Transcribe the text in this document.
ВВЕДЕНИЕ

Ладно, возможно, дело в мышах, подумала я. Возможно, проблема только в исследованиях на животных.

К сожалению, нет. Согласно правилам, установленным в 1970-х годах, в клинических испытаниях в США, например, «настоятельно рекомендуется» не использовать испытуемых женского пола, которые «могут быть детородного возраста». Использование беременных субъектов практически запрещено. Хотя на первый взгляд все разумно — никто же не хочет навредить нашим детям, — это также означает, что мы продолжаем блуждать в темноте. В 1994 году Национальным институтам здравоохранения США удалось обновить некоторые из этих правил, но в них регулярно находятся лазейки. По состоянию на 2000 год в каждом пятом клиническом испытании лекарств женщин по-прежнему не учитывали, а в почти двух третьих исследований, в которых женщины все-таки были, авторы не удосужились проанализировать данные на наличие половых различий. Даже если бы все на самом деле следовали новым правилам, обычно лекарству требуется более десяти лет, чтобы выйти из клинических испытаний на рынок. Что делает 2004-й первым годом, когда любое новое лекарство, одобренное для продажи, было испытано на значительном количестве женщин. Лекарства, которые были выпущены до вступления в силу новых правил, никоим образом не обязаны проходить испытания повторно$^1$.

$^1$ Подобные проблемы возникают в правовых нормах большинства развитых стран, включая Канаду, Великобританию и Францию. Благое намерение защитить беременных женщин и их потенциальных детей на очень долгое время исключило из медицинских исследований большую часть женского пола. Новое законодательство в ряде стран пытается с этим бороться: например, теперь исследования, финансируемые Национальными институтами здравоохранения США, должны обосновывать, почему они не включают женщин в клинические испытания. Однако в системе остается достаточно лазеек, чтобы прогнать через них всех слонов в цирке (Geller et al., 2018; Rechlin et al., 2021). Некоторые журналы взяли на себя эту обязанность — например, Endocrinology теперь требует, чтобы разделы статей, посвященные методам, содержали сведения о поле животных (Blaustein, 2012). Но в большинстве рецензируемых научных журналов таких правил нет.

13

=== YOUR INSTRUCTIONS ===
Scan the material above. Copy each line that holds the word "животных".

=== RESULT OF THE EXERCISE ===
Ладно, возможно, дело в мышах, подумала я. Возможно, проблема только в исследованиях на животных.
$^1$ Подобные проблемы возникают в правовых нормах большинства развитых стран, включая Канаду, Великобританию и Францию. Благое намерение защитить беременных женщин и их потенциальных детей на очень долгое время исключило из медицинских исследований большую часть женского пола. Новое законодательство в ряде стран пытается с этим бороться: например, теперь исследования, финансируемые Национальными институтами здравоохранения США, должны обосновывать, почему они не включают женщин в клинические испытания. Однако в системе остается достаточно лазеек, чтобы прогнать через них всех слонов в цирке (Geller et al., 2018; Rechlin et al., 2021). Некоторые журналы взяли на себя эту обязанность — например, Endocrinology теперь требует, чтобы разделы статей, посвященные методам, содержали сведения о поле животных (Blaustein, 2012). Но в большинстве рецензируемых научных журналов таких правил нет.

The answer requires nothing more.